## Records to process
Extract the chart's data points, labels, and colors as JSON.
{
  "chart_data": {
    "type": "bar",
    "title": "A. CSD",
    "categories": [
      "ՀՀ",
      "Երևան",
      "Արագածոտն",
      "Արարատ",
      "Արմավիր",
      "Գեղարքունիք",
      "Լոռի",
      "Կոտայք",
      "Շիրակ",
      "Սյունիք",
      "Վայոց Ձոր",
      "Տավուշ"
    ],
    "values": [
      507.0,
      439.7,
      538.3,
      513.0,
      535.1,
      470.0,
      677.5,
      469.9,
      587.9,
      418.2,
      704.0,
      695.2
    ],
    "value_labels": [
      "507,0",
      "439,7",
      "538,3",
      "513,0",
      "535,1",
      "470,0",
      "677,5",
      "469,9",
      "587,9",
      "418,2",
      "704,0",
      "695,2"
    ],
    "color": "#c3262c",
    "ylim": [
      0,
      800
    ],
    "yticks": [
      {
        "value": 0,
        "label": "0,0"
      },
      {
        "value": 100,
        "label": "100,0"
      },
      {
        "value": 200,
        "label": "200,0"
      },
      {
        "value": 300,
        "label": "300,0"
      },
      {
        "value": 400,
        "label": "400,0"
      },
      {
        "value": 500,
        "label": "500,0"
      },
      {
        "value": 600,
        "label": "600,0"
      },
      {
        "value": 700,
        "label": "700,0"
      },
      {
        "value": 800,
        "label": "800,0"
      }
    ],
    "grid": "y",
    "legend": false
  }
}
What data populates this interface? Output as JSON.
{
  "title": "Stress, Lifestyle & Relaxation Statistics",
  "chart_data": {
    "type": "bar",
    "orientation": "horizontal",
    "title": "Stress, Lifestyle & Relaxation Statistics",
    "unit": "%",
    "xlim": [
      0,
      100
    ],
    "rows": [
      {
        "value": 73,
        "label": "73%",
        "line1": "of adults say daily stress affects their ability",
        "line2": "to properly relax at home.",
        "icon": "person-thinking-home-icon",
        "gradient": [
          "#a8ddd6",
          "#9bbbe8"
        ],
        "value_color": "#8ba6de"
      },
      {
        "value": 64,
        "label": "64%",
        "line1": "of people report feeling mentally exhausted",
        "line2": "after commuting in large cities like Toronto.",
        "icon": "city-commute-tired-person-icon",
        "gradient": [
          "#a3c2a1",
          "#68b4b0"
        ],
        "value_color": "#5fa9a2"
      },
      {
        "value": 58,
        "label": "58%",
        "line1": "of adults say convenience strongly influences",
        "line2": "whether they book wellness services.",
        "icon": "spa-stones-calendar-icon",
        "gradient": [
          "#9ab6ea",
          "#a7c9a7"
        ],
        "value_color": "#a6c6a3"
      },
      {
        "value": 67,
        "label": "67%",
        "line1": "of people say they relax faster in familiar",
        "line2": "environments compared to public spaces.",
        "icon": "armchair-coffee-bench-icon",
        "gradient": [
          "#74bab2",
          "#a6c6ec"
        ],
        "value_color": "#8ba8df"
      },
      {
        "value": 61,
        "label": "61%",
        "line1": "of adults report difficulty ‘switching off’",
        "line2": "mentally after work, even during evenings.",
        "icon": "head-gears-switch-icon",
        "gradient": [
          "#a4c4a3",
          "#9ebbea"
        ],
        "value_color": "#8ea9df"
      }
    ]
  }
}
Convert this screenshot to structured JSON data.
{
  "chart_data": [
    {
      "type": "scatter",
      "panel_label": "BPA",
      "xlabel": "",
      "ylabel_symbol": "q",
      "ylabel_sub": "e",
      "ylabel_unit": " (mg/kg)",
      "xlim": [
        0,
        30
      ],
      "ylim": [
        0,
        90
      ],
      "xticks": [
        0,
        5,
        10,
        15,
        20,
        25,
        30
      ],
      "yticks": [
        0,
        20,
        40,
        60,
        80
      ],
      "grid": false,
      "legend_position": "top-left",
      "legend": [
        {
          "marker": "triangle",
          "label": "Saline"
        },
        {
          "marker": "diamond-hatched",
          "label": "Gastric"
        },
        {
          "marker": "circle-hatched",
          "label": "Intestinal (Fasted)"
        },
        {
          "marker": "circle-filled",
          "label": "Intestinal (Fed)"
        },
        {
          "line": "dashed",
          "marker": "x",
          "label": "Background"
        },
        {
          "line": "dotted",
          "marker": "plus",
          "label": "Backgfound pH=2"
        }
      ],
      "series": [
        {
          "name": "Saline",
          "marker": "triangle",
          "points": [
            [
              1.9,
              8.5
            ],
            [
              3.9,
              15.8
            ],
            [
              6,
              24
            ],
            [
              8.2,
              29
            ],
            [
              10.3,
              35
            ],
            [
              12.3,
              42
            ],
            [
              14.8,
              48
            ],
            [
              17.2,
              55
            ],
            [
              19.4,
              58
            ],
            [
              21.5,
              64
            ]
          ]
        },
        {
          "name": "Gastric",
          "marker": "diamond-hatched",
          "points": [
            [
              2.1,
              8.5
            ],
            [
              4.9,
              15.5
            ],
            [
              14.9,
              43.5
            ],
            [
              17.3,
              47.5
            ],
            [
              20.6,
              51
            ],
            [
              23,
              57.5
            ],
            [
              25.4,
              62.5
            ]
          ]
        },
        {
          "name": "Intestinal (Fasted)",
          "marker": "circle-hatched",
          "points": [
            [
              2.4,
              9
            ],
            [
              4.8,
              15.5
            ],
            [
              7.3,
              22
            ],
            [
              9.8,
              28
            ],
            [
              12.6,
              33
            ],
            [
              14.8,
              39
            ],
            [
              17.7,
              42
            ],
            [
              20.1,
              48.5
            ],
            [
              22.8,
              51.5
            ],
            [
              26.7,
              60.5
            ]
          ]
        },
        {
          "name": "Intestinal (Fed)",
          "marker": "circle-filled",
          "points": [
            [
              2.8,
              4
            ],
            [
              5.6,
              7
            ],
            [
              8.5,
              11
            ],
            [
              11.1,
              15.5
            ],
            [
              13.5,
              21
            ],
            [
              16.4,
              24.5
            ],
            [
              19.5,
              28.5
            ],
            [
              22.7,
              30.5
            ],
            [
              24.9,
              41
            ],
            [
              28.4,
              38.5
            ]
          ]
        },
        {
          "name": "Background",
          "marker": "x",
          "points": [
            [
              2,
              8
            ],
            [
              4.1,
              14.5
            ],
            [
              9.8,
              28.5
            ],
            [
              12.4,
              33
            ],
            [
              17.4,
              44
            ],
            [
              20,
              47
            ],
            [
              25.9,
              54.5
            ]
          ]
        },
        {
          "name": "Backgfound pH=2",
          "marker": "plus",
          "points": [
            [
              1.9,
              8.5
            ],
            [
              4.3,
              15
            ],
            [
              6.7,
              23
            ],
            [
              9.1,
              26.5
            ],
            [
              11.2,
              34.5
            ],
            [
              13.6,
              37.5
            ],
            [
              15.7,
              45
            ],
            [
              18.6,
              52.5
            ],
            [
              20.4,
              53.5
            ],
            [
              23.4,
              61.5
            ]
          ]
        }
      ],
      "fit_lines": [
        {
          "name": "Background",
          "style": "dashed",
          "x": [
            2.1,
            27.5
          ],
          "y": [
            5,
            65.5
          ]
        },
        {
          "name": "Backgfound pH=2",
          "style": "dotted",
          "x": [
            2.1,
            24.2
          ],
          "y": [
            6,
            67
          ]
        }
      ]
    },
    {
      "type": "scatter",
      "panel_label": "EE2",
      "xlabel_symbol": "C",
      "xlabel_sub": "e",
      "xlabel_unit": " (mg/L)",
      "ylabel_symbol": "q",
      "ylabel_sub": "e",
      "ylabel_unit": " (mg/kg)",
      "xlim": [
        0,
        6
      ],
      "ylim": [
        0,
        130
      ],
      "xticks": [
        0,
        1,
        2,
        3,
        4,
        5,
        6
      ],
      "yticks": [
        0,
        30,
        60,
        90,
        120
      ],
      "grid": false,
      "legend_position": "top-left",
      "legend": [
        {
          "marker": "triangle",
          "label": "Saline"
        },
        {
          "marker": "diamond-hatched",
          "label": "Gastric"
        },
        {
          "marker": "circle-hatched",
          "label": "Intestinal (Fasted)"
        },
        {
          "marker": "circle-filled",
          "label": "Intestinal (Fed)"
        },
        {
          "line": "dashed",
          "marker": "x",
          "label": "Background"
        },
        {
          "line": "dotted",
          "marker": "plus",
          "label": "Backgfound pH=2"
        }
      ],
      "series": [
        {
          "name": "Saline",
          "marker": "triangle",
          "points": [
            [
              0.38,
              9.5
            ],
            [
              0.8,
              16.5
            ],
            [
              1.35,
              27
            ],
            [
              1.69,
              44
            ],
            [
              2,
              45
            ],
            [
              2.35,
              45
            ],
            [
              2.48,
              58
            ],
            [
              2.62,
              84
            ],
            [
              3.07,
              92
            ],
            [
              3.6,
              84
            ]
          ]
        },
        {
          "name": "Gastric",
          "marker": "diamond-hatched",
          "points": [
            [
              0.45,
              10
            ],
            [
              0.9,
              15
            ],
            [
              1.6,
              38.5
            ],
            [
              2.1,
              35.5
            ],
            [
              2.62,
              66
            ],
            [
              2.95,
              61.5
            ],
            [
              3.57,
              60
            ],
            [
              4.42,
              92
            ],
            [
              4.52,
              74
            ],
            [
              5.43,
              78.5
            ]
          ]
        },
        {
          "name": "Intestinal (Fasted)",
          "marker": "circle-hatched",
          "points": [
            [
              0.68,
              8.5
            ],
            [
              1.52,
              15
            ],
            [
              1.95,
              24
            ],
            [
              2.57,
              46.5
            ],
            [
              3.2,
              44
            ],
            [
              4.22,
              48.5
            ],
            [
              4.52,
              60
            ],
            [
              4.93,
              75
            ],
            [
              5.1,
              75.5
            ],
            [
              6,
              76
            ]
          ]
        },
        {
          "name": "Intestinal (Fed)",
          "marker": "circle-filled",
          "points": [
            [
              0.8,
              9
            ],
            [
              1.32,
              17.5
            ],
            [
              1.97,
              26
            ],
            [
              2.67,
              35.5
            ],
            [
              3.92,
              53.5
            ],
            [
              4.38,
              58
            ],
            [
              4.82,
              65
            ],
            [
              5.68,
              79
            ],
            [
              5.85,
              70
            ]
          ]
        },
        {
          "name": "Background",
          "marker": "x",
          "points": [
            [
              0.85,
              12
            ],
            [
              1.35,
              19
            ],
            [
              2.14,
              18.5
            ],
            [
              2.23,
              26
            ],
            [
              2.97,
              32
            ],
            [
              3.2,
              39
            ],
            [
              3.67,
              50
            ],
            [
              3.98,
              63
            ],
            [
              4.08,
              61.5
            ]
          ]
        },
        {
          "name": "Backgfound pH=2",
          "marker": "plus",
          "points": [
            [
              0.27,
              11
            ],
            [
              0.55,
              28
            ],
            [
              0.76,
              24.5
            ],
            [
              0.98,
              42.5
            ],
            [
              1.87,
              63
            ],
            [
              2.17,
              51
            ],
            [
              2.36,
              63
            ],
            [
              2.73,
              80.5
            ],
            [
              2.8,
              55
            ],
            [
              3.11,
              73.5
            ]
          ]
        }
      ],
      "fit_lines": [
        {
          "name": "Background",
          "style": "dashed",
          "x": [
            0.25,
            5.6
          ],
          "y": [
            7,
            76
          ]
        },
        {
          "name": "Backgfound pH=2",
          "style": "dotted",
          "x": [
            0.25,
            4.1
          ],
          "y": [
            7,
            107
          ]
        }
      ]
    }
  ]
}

## Task to carry out
Report how many lines of the records above contain the word "Statistics", and give only that number.

## Completed exercise
2